Records from a dataset
::::::
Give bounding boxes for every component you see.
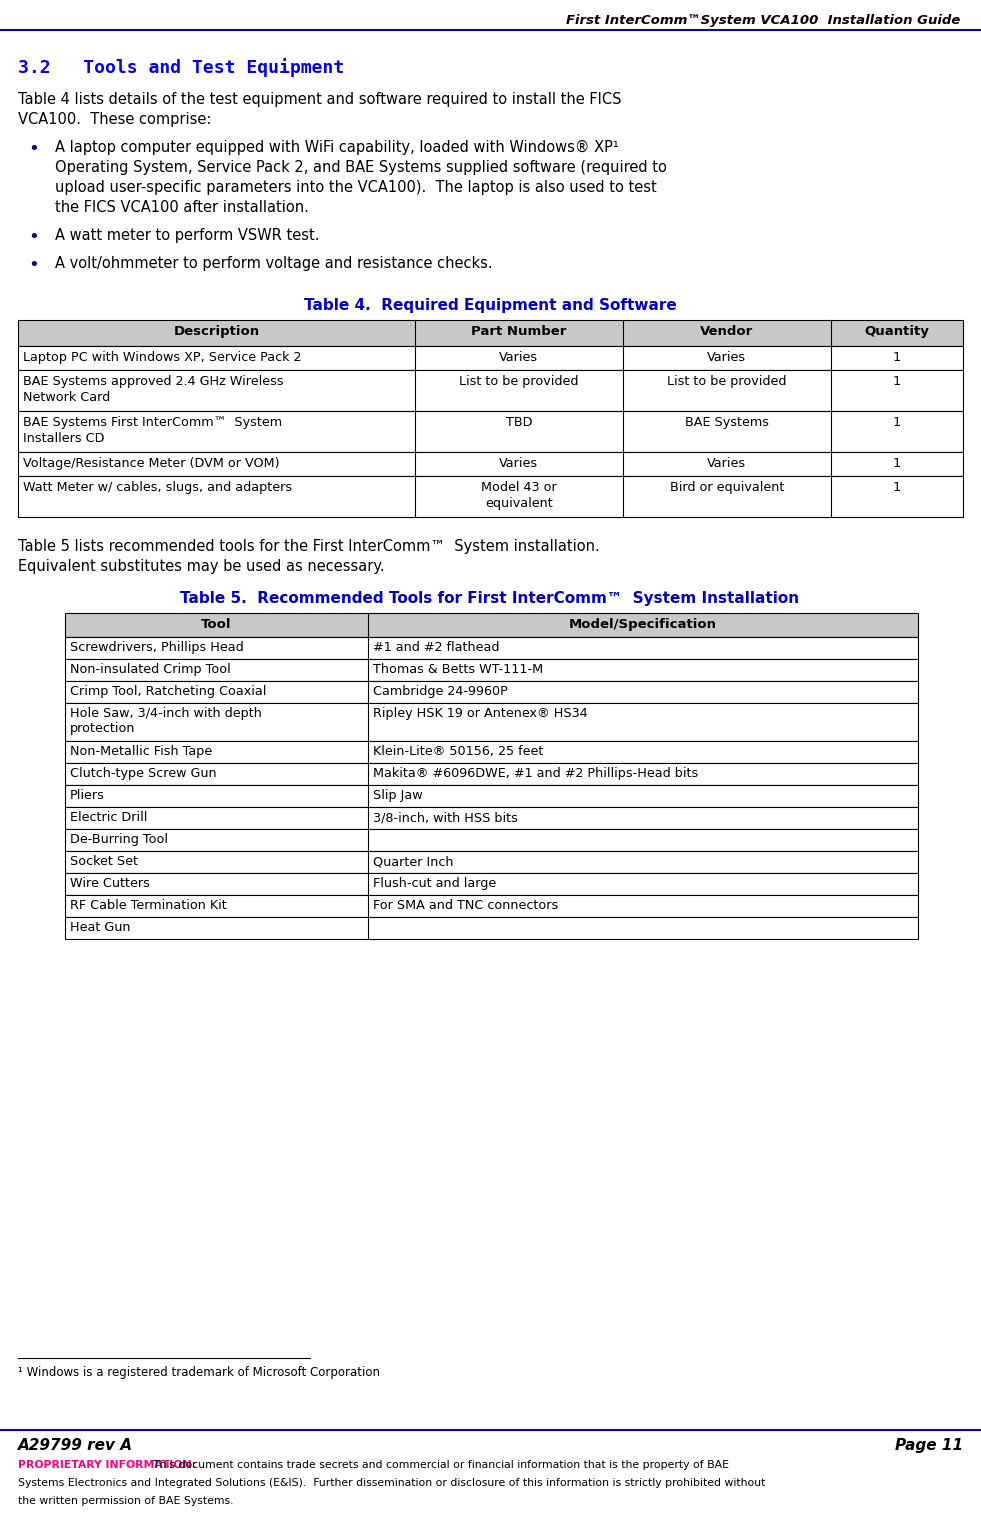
- Text: 3/8-inch, with HSS bits: 3/8-inch, with HSS bits: [373, 811, 518, 825]
- Text: Makita® #6096DWE, #1 and #2 Phillips-Head bits: Makita® #6096DWE, #1 and #2 Phillips-Hea…: [373, 767, 698, 780]
- Text: the FICS VCA100 after installation.: the FICS VCA100 after installation.: [55, 200, 309, 216]
- Text: Watt Meter w/ cables, slugs, and adapters: Watt Meter w/ cables, slugs, and adapter…: [23, 480, 292, 494]
- Bar: [65, 874, 918, 895]
- Text: Cambridge 24-9960P: Cambridge 24-9960P: [373, 685, 508, 698]
- Bar: [65, 614, 918, 636]
- Text: upload user-specific parameters into the VCA100).  The laptop is also used to te: upload user-specific parameters into the…: [55, 181, 656, 194]
- Text: BAE Systems approved 2.4 GHz Wireless: BAE Systems approved 2.4 GHz Wireless: [23, 375, 284, 389]
- Text: Equivalent substitutes may be used as necessary.: Equivalent substitutes may be used as ne…: [18, 558, 385, 574]
- Bar: [18, 412, 963, 451]
- Text: List to be provided: List to be provided: [667, 375, 787, 389]
- Text: #1 and #2 flathead: #1 and #2 flathead: [373, 641, 499, 653]
- Text: Quantity: Quantity: [864, 324, 929, 338]
- Text: Varies: Varies: [707, 350, 747, 364]
- Text: Varies: Varies: [499, 457, 539, 470]
- Text: BAE Systems First InterComm™  System: BAE Systems First InterComm™ System: [23, 416, 283, 428]
- Text: ¹ Windows is a registered trademark of Microsoft Corporation: ¹ Windows is a registered trademark of M…: [18, 1366, 380, 1379]
- Text: Screwdrivers, Phillips Head: Screwdrivers, Phillips Head: [70, 641, 243, 653]
- Text: VCA100.  These comprise:: VCA100. These comprise:: [18, 112, 211, 127]
- Text: Hole Saw, 3/4-inch with depth: Hole Saw, 3/4-inch with depth: [70, 707, 262, 721]
- Bar: [65, 829, 918, 851]
- Text: Table 5.  Recommended Tools for First InterComm™  System Installation: Table 5. Recommended Tools for First Int…: [181, 591, 800, 606]
- Text: 1: 1: [893, 416, 901, 428]
- Text: •: •: [28, 141, 39, 158]
- Bar: [18, 346, 963, 370]
- Text: A29799 rev A: A29799 rev A: [18, 1438, 133, 1453]
- Text: Part Number: Part Number: [471, 324, 567, 338]
- Text: Laptop PC with Windows XP, Service Pack 2: Laptop PC with Windows XP, Service Pack …: [23, 350, 301, 364]
- Text: Electric Drill: Electric Drill: [70, 811, 147, 825]
- Bar: [65, 763, 918, 785]
- Text: Ripley HSK 19 or Antenex® HS34: Ripley HSK 19 or Antenex® HS34: [373, 707, 588, 721]
- Text: This document contains trade secrets and commercial or financial information tha: This document contains trade secrets and…: [146, 1460, 730, 1470]
- Bar: [65, 681, 918, 702]
- Text: Non-Metallic Fish Tape: Non-Metallic Fish Tape: [70, 745, 212, 757]
- Text: Tool: Tool: [201, 618, 232, 630]
- Bar: [65, 806, 918, 829]
- Text: List to be provided: List to be provided: [459, 375, 579, 389]
- Text: Model/Specification: Model/Specification: [569, 618, 717, 630]
- Bar: [65, 785, 918, 806]
- Text: Crimp Tool, Ratcheting Coaxial: Crimp Tool, Ratcheting Coaxial: [70, 685, 267, 698]
- Text: Non-insulated Crimp Tool: Non-insulated Crimp Tool: [70, 662, 231, 676]
- Text: 3.2   Tools and Test Equipment: 3.2 Tools and Test Equipment: [18, 58, 344, 76]
- Bar: [18, 451, 963, 476]
- Text: Installers CD: Installers CD: [23, 431, 105, 445]
- Text: Clutch-type Screw Gun: Clutch-type Screw Gun: [70, 767, 217, 780]
- Text: Operating System, Service Pack 2, and BAE Systems supplied software (required to: Operating System, Service Pack 2, and BA…: [55, 161, 667, 174]
- Text: Table 4.  Required Equipment and Software: Table 4. Required Equipment and Software: [304, 298, 676, 314]
- Bar: [65, 702, 918, 741]
- Text: A volt/ohmmeter to perform voltage and resistance checks.: A volt/ohmmeter to perform voltage and r…: [55, 256, 492, 271]
- Text: Page 11: Page 11: [895, 1438, 963, 1453]
- Text: Quarter Inch: Quarter Inch: [373, 855, 453, 868]
- Text: •: •: [28, 256, 39, 274]
- Text: 1: 1: [893, 457, 901, 470]
- Text: Vendor: Vendor: [700, 324, 753, 338]
- Text: Slip Jaw: Slip Jaw: [373, 789, 423, 802]
- Text: protection: protection: [70, 722, 135, 734]
- Bar: [65, 895, 918, 916]
- Bar: [65, 741, 918, 763]
- Bar: [65, 851, 918, 874]
- Text: Systems Electronics and Integrated Solutions (E&IS).  Further dissemination or d: Systems Electronics and Integrated Solut…: [18, 1478, 765, 1489]
- Bar: [18, 320, 963, 346]
- Bar: [65, 916, 918, 939]
- Text: For SMA and TNC connectors: For SMA and TNC connectors: [373, 900, 558, 912]
- Text: RF Cable Termination Kit: RF Cable Termination Kit: [70, 900, 227, 912]
- Text: Pliers: Pliers: [70, 789, 105, 802]
- Text: Table 5 lists recommended tools for the First InterComm™  System installation.: Table 5 lists recommended tools for the …: [18, 539, 599, 554]
- Text: TBD: TBD: [505, 416, 532, 428]
- Text: Table 4 lists details of the test equipment and software required to install the: Table 4 lists details of the test equipm…: [18, 92, 622, 107]
- Text: Wire Cutters: Wire Cutters: [70, 877, 150, 890]
- Text: Description: Description: [174, 324, 260, 338]
- Text: PROPRIETARY INFORMATION:: PROPRIETARY INFORMATION:: [18, 1460, 196, 1470]
- Text: the written permission of BAE Systems.: the written permission of BAE Systems.: [18, 1496, 233, 1506]
- Text: Heat Gun: Heat Gun: [70, 921, 130, 933]
- Text: 1: 1: [893, 350, 901, 364]
- Bar: [65, 636, 918, 659]
- Text: Socket Set: Socket Set: [70, 855, 138, 868]
- Text: BAE Systems: BAE Systems: [685, 416, 769, 428]
- Bar: [18, 476, 963, 517]
- Text: Klein-Lite® 50156, 25 feet: Klein-Lite® 50156, 25 feet: [373, 745, 543, 757]
- Text: A watt meter to perform VSWR test.: A watt meter to perform VSWR test.: [55, 228, 320, 243]
- Bar: [65, 659, 918, 681]
- Text: Voltage/Resistance Meter (DVM or VOM): Voltage/Resistance Meter (DVM or VOM): [23, 457, 280, 470]
- Text: 1: 1: [893, 480, 901, 494]
- Text: Network Card: Network Card: [23, 392, 110, 404]
- Text: Model 43 or: Model 43 or: [481, 480, 557, 494]
- Text: First InterComm™System VCA100  Installation Guide: First InterComm™System VCA100 Installati…: [566, 14, 960, 28]
- Text: Thomas & Betts WT-111-M: Thomas & Betts WT-111-M: [373, 662, 542, 676]
- Text: •: •: [28, 228, 39, 246]
- Text: Varies: Varies: [707, 457, 747, 470]
- Text: Varies: Varies: [499, 350, 539, 364]
- Text: A laptop computer equipped with WiFi capability, loaded with Windows® XP¹: A laptop computer equipped with WiFi cap…: [55, 141, 619, 155]
- Text: equivalent: equivalent: [485, 497, 552, 509]
- Bar: [18, 370, 963, 412]
- Text: De-Burring Tool: De-Burring Tool: [70, 832, 168, 846]
- Text: Bird or equivalent: Bird or equivalent: [670, 480, 784, 494]
- Text: Flush-cut and large: Flush-cut and large: [373, 877, 496, 890]
- Text: 1: 1: [893, 375, 901, 389]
::::::
Written task - Rewrite all the rows above, substituting "Variable" for every "Varies" and leaving everything else unchanged. Omit the pictures.

Written solution -
Give bounding boxes for every component you see.
- Text: 3/8-inch, with HSS bits: 3/8-inch, with HSS bits: [373, 811, 518, 825]
- Text: Makita® #6096DWE, #1 and #2 Phillips-Head bits: Makita® #6096DWE, #1 and #2 Phillips-Hea…: [373, 767, 698, 780]
- Text: the FICS VCA100 after installation.: the FICS VCA100 after installation.: [55, 200, 309, 216]
- Text: Watt Meter w/ cables, slugs, and adapters: Watt Meter w/ cables, slugs, and adapter…: [23, 480, 292, 494]
- Bar: [65, 874, 918, 895]
- Text: Cambridge 24-9960P: Cambridge 24-9960P: [373, 685, 508, 698]
- Bar: [65, 614, 918, 636]
- Text: upload user-specific parameters into the VCA100).  The laptop is also used to te: upload user-specific parameters into the…: [55, 181, 656, 194]
- Text: BAE Systems approved 2.4 GHz Wireless: BAE Systems approved 2.4 GHz Wireless: [23, 375, 284, 389]
- Text: Equivalent substitutes may be used as necessary.: Equivalent substitutes may be used as ne…: [18, 558, 385, 574]
- Bar: [18, 412, 963, 451]
- Text: List to be provided: List to be provided: [667, 375, 787, 389]
- Text: #1 and #2 flathead: #1 and #2 flathead: [373, 641, 499, 653]
- Text: Quantity: Quantity: [864, 324, 929, 338]
- Text: Variable: Variable: [707, 350, 747, 364]
- Text: Variable: Variable: [499, 457, 539, 470]
- Text: BAE Systems First InterComm™  System: BAE Systems First InterComm™ System: [23, 416, 283, 428]
- Text: ¹ Windows is a registered trademark of Microsoft Corporation: ¹ Windows is a registered trademark of M…: [18, 1366, 380, 1379]
- Text: Screwdrivers, Phillips Head: Screwdrivers, Phillips Head: [70, 641, 243, 653]
- Text: VCA100.  These comprise:: VCA100. These comprise:: [18, 112, 211, 127]
- Text: Hole Saw, 3/4-inch with depth: Hole Saw, 3/4-inch with depth: [70, 707, 262, 721]
- Bar: [65, 829, 918, 851]
- Text: Table 5.  Recommended Tools for First InterComm™  System Installation: Table 5. Recommended Tools for First Int…: [181, 591, 800, 606]
- Text: 1: 1: [893, 416, 901, 428]
- Text: •: •: [28, 141, 39, 158]
- Bar: [18, 346, 963, 370]
- Text: A29799 rev A: A29799 rev A: [18, 1438, 133, 1453]
- Text: Part Number: Part Number: [471, 324, 567, 338]
- Text: Laptop PC with Windows XP, Service Pack 2: Laptop PC with Windows XP, Service Pack …: [23, 350, 301, 364]
- Text: Electric Drill: Electric Drill: [70, 811, 147, 825]
- Bar: [65, 763, 918, 785]
- Text: Ripley HSK 19 or Antenex® HS34: Ripley HSK 19 or Antenex® HS34: [373, 707, 588, 721]
- Text: This document contains trade secrets and commercial or financial information tha: This document contains trade secrets and…: [146, 1460, 730, 1470]
- Bar: [65, 681, 918, 702]
- Text: Non-Metallic Fish Tape: Non-Metallic Fish Tape: [70, 745, 212, 757]
- Text: Tool: Tool: [201, 618, 232, 630]
- Bar: [65, 806, 918, 829]
- Text: List to be provided: List to be provided: [459, 375, 579, 389]
- Text: Model/Specification: Model/Specification: [569, 618, 717, 630]
- Bar: [65, 785, 918, 806]
- Text: Crimp Tool, Ratcheting Coaxial: Crimp Tool, Ratcheting Coaxial: [70, 685, 267, 698]
- Text: Non-insulated Crimp Tool: Non-insulated Crimp Tool: [70, 662, 231, 676]
- Text: 3.2   Tools and Test Equipment: 3.2 Tools and Test Equipment: [18, 58, 344, 76]
- Bar: [18, 451, 963, 476]
- Text: Installers CD: Installers CD: [23, 431, 105, 445]
- Text: Clutch-type Screw Gun: Clutch-type Screw Gun: [70, 767, 217, 780]
- Text: Operating System, Service Pack 2, and BAE Systems supplied software (required to: Operating System, Service Pack 2, and BA…: [55, 161, 667, 174]
- Text: Table 4.  Required Equipment and Software: Table 4. Required Equipment and Software: [304, 298, 676, 314]
- Bar: [65, 702, 918, 741]
- Text: A volt/ohmmeter to perform voltage and resistance checks.: A volt/ohmmeter to perform voltage and r…: [55, 256, 492, 271]
- Text: Page 11: Page 11: [895, 1438, 963, 1453]
- Text: Quarter Inch: Quarter Inch: [373, 855, 453, 868]
- Text: •: •: [28, 256, 39, 274]
- Text: 1: 1: [893, 457, 901, 470]
- Text: Vendor: Vendor: [700, 324, 753, 338]
- Text: Slip Jaw: Slip Jaw: [373, 789, 423, 802]
- Text: protection: protection: [70, 722, 135, 734]
- Bar: [65, 895, 918, 916]
- Bar: [65, 741, 918, 763]
- Bar: [65, 851, 918, 874]
- Text: Systems Electronics and Integrated Solutions (E&IS).  Further dissemination or d: Systems Electronics and Integrated Solut…: [18, 1478, 765, 1489]
- Bar: [18, 320, 963, 346]
- Bar: [65, 916, 918, 939]
- Text: For SMA and TNC connectors: For SMA and TNC connectors: [373, 900, 558, 912]
- Text: RF Cable Termination Kit: RF Cable Termination Kit: [70, 900, 227, 912]
- Text: Pliers: Pliers: [70, 789, 105, 802]
- Text: Table 5 lists recommended tools for the First InterComm™  System installation.: Table 5 lists recommended tools for the …: [18, 539, 599, 554]
- Text: TBD: TBD: [505, 416, 532, 428]
- Text: Table 4 lists details of the test equipment and software required to install the: Table 4 lists details of the test equipm…: [18, 92, 622, 107]
- Text: Wire Cutters: Wire Cutters: [70, 877, 150, 890]
- Text: Description: Description: [174, 324, 260, 338]
- Text: PROPRIETARY INFORMATION:: PROPRIETARY INFORMATION:: [18, 1460, 196, 1470]
- Text: the written permission of BAE Systems.: the written permission of BAE Systems.: [18, 1496, 233, 1506]
- Text: Heat Gun: Heat Gun: [70, 921, 130, 933]
- Text: 1: 1: [893, 350, 901, 364]
- Bar: [65, 636, 918, 659]
- Text: Socket Set: Socket Set: [70, 855, 138, 868]
- Text: BAE Systems: BAE Systems: [685, 416, 769, 428]
- Bar: [18, 476, 963, 517]
- Text: Klein-Lite® 50156, 25 feet: Klein-Lite® 50156, 25 feet: [373, 745, 543, 757]
- Text: A watt meter to perform VSWR test.: A watt meter to perform VSWR test.: [55, 228, 320, 243]
- Bar: [65, 659, 918, 681]
- Text: Voltage/Resistance Meter (DVM or VOM): Voltage/Resistance Meter (DVM or VOM): [23, 457, 280, 470]
- Text: 1: 1: [893, 480, 901, 494]
- Text: Network Card: Network Card: [23, 392, 110, 404]
- Text: Model 43 or: Model 43 or: [481, 480, 557, 494]
- Text: First InterComm™System VCA100  Installation Guide: First InterComm™System VCA100 Installati…: [566, 14, 960, 28]
- Text: Thomas & Betts WT-111-M: Thomas & Betts WT-111-M: [373, 662, 542, 676]
- Text: •: •: [28, 228, 39, 246]
- Text: Variable: Variable: [707, 457, 747, 470]
- Text: Variable: Variable: [499, 350, 539, 364]
- Text: A laptop computer equipped with WiFi capability, loaded with Windows® XP¹: A laptop computer equipped with WiFi cap…: [55, 141, 619, 155]
- Text: equivalent: equivalent: [485, 497, 552, 509]
- Bar: [18, 370, 963, 412]
- Text: De-Burring Tool: De-Burring Tool: [70, 832, 168, 846]
- Text: Bird or equivalent: Bird or equivalent: [670, 480, 784, 494]
- Text: Flush-cut and large: Flush-cut and large: [373, 877, 496, 890]
- Text: 1: 1: [893, 375, 901, 389]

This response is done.